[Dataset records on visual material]
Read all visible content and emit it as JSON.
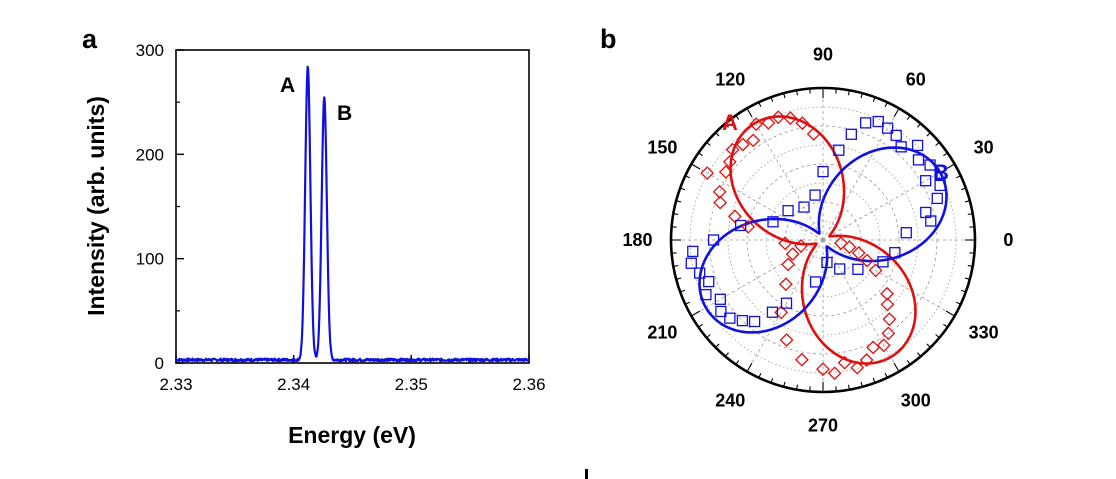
{
  "chart_data": [
    {
      "panel": "a",
      "type": "line",
      "xlabel": "Energy (eV)",
      "ylabel": "Intensity (arb. units)",
      "xlim": [
        2.33,
        2.36
      ],
      "ylim": [
        0,
        300
      ],
      "xticks": [
        "2.33",
        "2.34",
        "2.35",
        "2.36"
      ],
      "yticks": [
        "0",
        "100",
        "200",
        "300"
      ],
      "color": "#1010e0",
      "peaks": [
        {
          "label": "A",
          "energy": 2.3412,
          "intensity": 284,
          "width": 0.00022
        },
        {
          "label": "B",
          "energy": 2.3426,
          "intensity": 254,
          "width": 0.00022
        }
      ],
      "baseline": 3
    },
    {
      "panel": "b",
      "type": "scatter",
      "polar": true,
      "angle_labels": [
        "0",
        "30",
        "60",
        "90",
        "120",
        "150",
        "180",
        "210",
        "240",
        "270",
        "300",
        "330"
      ],
      "series": [
        {
          "name": "A",
          "color": "#e01010",
          "marker": "diamond",
          "fit_axis_deg": 120,
          "angles": [
            95,
            100,
            105,
            110,
            115,
            120,
            125,
            130,
            135,
            140,
            145,
            150,
            155,
            160,
            165,
            170,
            185,
            195,
            205,
            215,
            230,
            240,
            250,
            260,
            270,
            275,
            280,
            285,
            290,
            295,
            300,
            305,
            310,
            315,
            320,
            330,
            335,
            340,
            345,
            350
          ],
          "radii": [
            0.7,
            0.78,
            0.83,
            0.86,
            0.85,
            0.88,
            0.8,
            0.82,
            0.84,
            0.8,
            0.78,
            0.88,
            0.75,
            0.72,
            0.6,
            0.5,
            0.25,
            0.15,
            0.22,
            0.28,
            0.38,
            0.55,
            0.7,
            0.8,
            0.85,
            0.88,
            0.82,
            0.87,
            0.84,
            0.78,
            0.8,
            0.75,
            0.68,
            0.6,
            0.55,
            0.4,
            0.32,
            0.25,
            0.18,
            0.12
          ]
        },
        {
          "name": "B",
          "color": "#1010e0",
          "marker": "square",
          "fit_axis_deg": 30,
          "angles": [
            5,
            10,
            15,
            20,
            25,
            30,
            35,
            40,
            45,
            50,
            55,
            60,
            65,
            70,
            75,
            80,
            90,
            100,
            120,
            140,
            160,
            170,
            180,
            185,
            190,
            195,
            200,
            205,
            210,
            215,
            220,
            225,
            230,
            235,
            240,
            260,
            280,
            300,
            320,
            340,
            350
          ],
          "radii": [
            0.55,
            0.72,
            0.7,
            0.8,
            0.85,
            0.78,
            0.86,
            0.82,
            0.88,
            0.8,
            0.84,
            0.85,
            0.86,
            0.82,
            0.72,
            0.6,
            0.45,
            0.3,
            0.25,
            0.3,
            0.35,
            0.55,
            0.72,
            0.86,
            0.88,
            0.84,
            0.8,
            0.85,
            0.78,
            0.82,
            0.8,
            0.75,
            0.7,
            0.58,
            0.48,
            0.28,
            0.15,
            0.22,
            0.3,
            0.42,
            0.48
          ]
        }
      ]
    }
  ],
  "labels": {
    "panel_a": "a",
    "panel_b": "b"
  }
}
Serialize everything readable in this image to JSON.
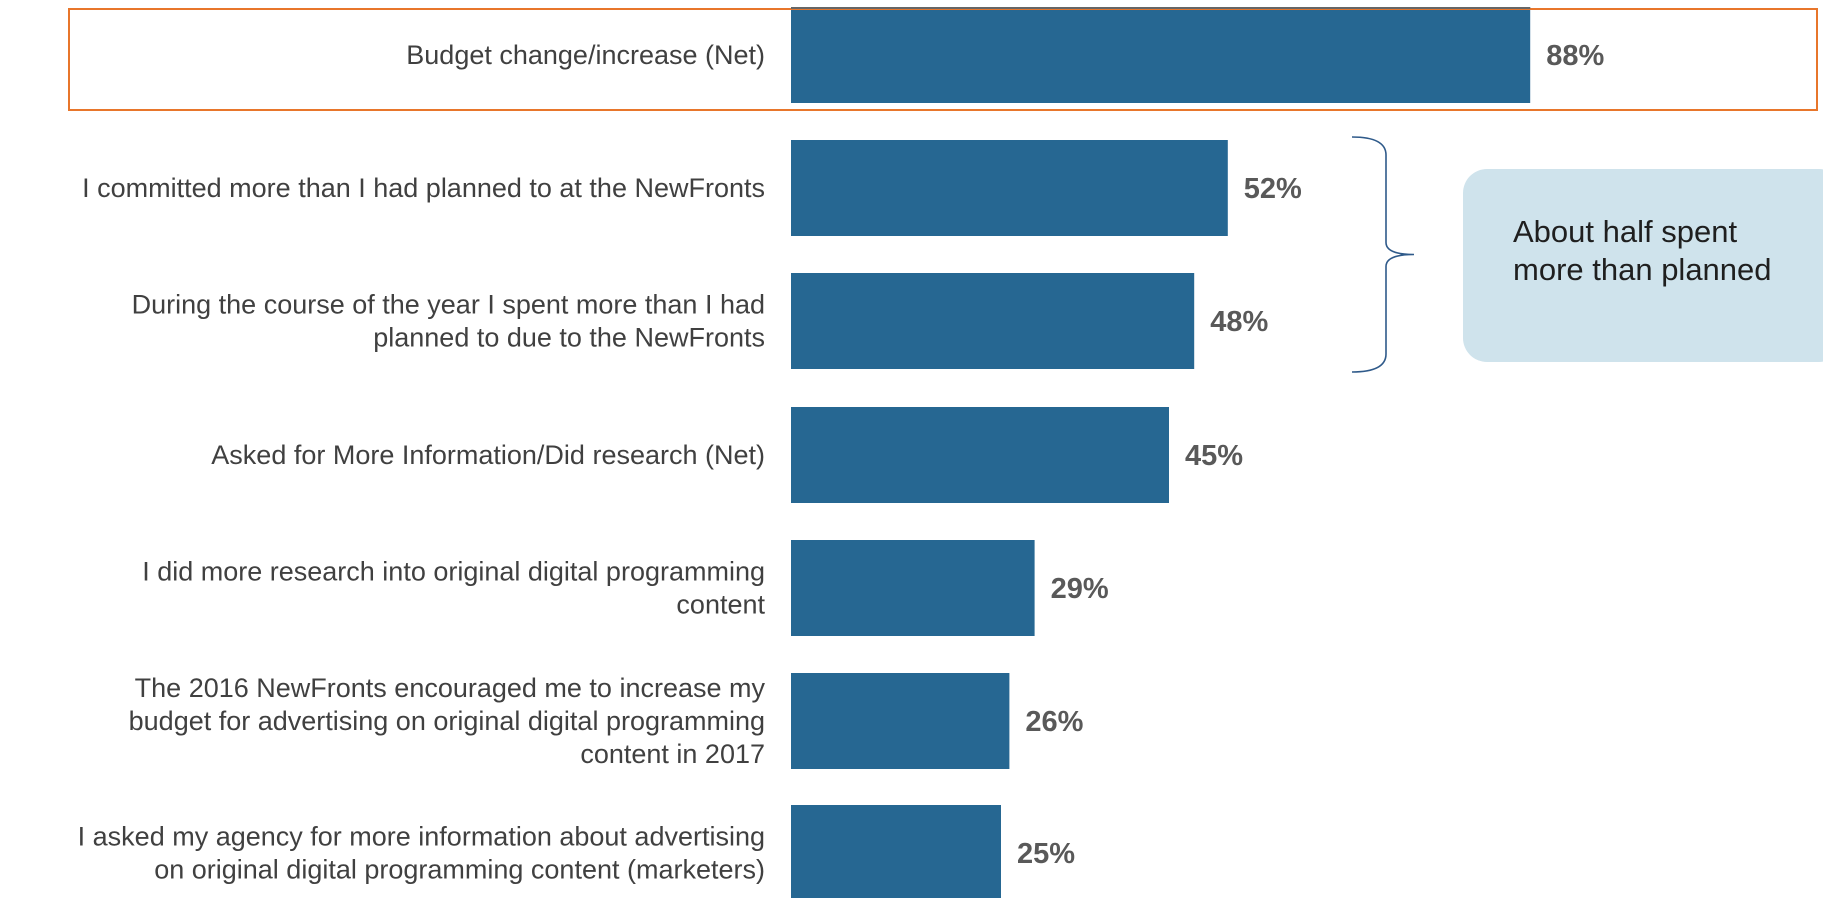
{
  "chart_data": {
    "type": "bar",
    "orientation": "horizontal",
    "categories": [
      "Budget change/increase (Net)",
      "I committed more than I had planned to at the NewFronts",
      "During the course of the year I spent more than I had planned to due to the NewFronts",
      "Asked for More Information/Did research (Net)",
      "I did more research into original digital programming content",
      "The 2016 NewFronts encouraged me to increase my budget for advertising on original digital programming content in 2017",
      "I asked my agency for more information about advertising on original digital programming content (marketers)"
    ],
    "label_lines": [
      [
        "Budget change/increase (Net)"
      ],
      [
        "I committed more than I had planned to at the NewFronts"
      ],
      [
        "During the course of the year I spent more than I had",
        "planned to due to the NewFronts"
      ],
      [
        "Asked for More Information/Did research (Net)"
      ],
      [
        "I did more research into original digital programming",
        "content"
      ],
      [
        "The 2016 NewFronts encouraged me to increase my",
        "budget for advertising on original digital programming",
        "content in 2017"
      ],
      [
        "I asked my agency for more information about advertising",
        "on original digital programming content (marketers)"
      ]
    ],
    "values": [
      88,
      52,
      48,
      45,
      29,
      26,
      25
    ],
    "value_labels": [
      "88%",
      "52%",
      "48%",
      "45%",
      "29%",
      "26%",
      "25%"
    ],
    "unit": "%",
    "xlim": [
      0,
      100
    ],
    "grid": false,
    "legend": "none",
    "highlighted_category_index": 0,
    "bracket_category_indices": [
      1,
      2
    ]
  },
  "callout": {
    "text": "About half spent\nmore than planned"
  },
  "colors": {
    "bar": "#266792",
    "highlight_border": "#e8762b",
    "bracket": "#2f5a8a",
    "callout_bg": "#cfe3ec",
    "category_text": "#404040",
    "value_text": "#595959"
  }
}
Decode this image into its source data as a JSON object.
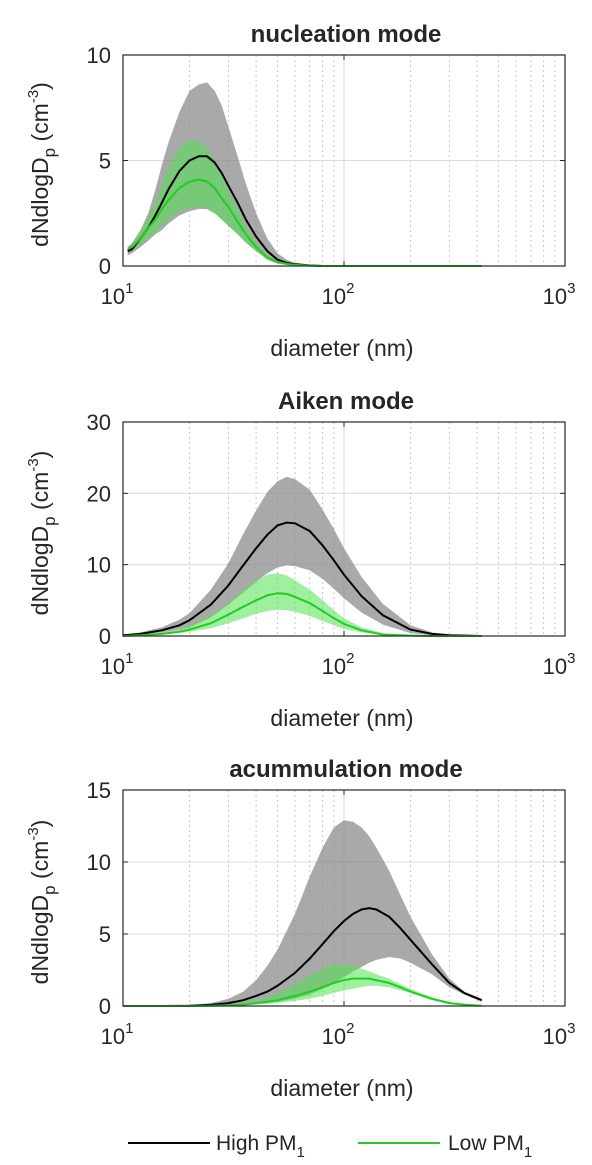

Directions for this task: From start to finish, output the listing exactly, but omit its pictures.

Result of the task:
Read all visible content and emit it as JSON.
{
  "chart_data": [
    {
      "panel": "a",
      "type": "line",
      "xlabel": "Energy (eV)",
      "ylabel": "Intensity (arb. units)",
      "xlim": [
        2.33,
        2.36
      ],
      "ylim": [
        0,
        300
      ],
      "xticks": [
        "2.33",
        "2.34",
        "2.35",
        "2.36"
      ],
      "yticks": [
        "0",
        "100",
        "200",
        "300"
      ],
      "color": "#1010e0",
      "peaks": [
        {
          "label": "A",
          "energy": 2.3412,
          "intensity": 284,
          "width": 0.00022
        },
        {
          "label": "B",
          "energy": 2.3426,
          "intensity": 254,
          "width": 0.00022
        }
      ],
      "baseline": 3
    },
    {
      "panel": "b",
      "type": "scatter",
      "polar": true,
      "angle_labels": [
        "0",
        "30",
        "60",
        "90",
        "120",
        "150",
        "180",
        "210",
        "240",
        "270",
        "300",
        "330"
      ],
      "series": [
        {
          "name": "A",
          "color": "#e01010",
          "marker": "diamond",
          "fit_axis_deg": 120,
          "angles": [
            95,
            100,
            105,
            110,
            115,
            120,
            125,
            130,
            135,
            140,
            145,
            150,
            155,
            160,
            165,
            170,
            185,
            195,
            205,
            215,
            230,
            240,
            250,
            260,
            270,
            275,
            280,
            285,
            290,
            295,
            300,
            305,
            310,
            315,
            320,
            330,
            335,
            340,
            345,
            350
          ],
          "radii": [
            0.7,
            0.78,
            0.83,
            0.86,
            0.85,
            0.88,
            0.8,
            0.82,
            0.84,
            0.8,
            0.78,
            0.88,
            0.75,
            0.72,
            0.6,
            0.5,
            0.25,
            0.15,
            0.22,
            0.28,
            0.38,
            0.55,
            0.7,
            0.8,
            0.85,
            0.88,
            0.82,
            0.87,
            0.84,
            0.78,
            0.8,
            0.75,
            0.68,
            0.6,
            0.55,
            0.4,
            0.32,
            0.25,
            0.18,
            0.12
          ]
        },
        {
          "name": "B",
          "color": "#1010e0",
          "marker": "square",
          "fit_axis_deg": 30,
          "angles": [
            5,
            10,
            15,
            20,
            25,
            30,
            35,
            40,
            45,
            50,
            55,
            60,
            65,
            70,
            75,
            80,
            90,
            100,
            120,
            140,
            160,
            170,
            180,
            185,
            190,
            195,
            200,
            205,
            210,
            215,
            220,
            225,
            230,
            235,
            240,
            260,
            280,
            300,
            320,
            340,
            350
          ],
          "radii": [
            0.55,
            0.72,
            0.7,
            0.8,
            0.85,
            0.78,
            0.86,
            0.82,
            0.88,
            0.8,
            0.84,
            0.85,
            0.86,
            0.82,
            0.72,
            0.6,
            0.45,
            0.3,
            0.25,
            0.3,
            0.35,
            0.55,
            0.72,
            0.86,
            0.88,
            0.84,
            0.8,
            0.85,
            0.78,
            0.82,
            0.8,
            0.75,
            0.7,
            0.58,
            0.48,
            0.28,
            0.15,
            0.22,
            0.3,
            0.42,
            0.48
          ]
        }
      ]
    }
  ],
  "labels": {
    "panel_a": "a",
    "panel_b": "b"
  }
}
Serialize everything readable in this image to JSON.
{
  "chart_data": {
    "type": "bar",
    "orientation": "horizontal",
    "categories": [
      "Budget change/increase (Net)",
      "I committed more than I had planned to at the NewFronts",
      "During the course of the year I spent more than I had planned to due to the NewFronts",
      "Asked for More Information/Did research (Net)",
      "I did more research into original digital programming content",
      "The 2016 NewFronts encouraged me to increase my budget for advertising on original digital programming content in 2017",
      "I asked my agency for more information about advertising on original digital programming content (marketers)"
    ],
    "label_lines": [
      [
        "Budget change/increase (Net)"
      ],
      [
        "I committed more than I had planned to at the NewFronts"
      ],
      [
        "During the course of the year I spent more than I had",
        "planned to due to the NewFronts"
      ],
      [
        "Asked for More Information/Did research (Net)"
      ],
      [
        "I did more research into original digital programming",
        "content"
      ],
      [
        "The 2016 NewFronts encouraged me to increase my",
        "budget for advertising on original digital programming",
        "content in 2017"
      ],
      [
        "I asked my agency for more information about advertising",
        "on original digital programming content (marketers)"
      ]
    ],
    "values": [
      88,
      52,
      48,
      45,
      29,
      26,
      25
    ],
    "value_labels": [
      "88%",
      "52%",
      "48%",
      "45%",
      "29%",
      "26%",
      "25%"
    ],
    "unit": "%",
    "xlim": [
      0,
      100
    ],
    "grid": false,
    "legend": "none",
    "highlighted_category_index": 0,
    "bracket_category_indices": [
      1,
      2
    ]
  },
  "callout": {
    "text": "About half spent\nmore than planned"
  },
  "colors": {
    "bar": "#266792",
    "highlight_border": "#e8762b",
    "bracket": "#2f5a8a",
    "callout_bg": "#cfe3ec",
    "category_text": "#404040",
    "value_text": "#595959"
  }
}
Decode this image into its source data as a JSON object.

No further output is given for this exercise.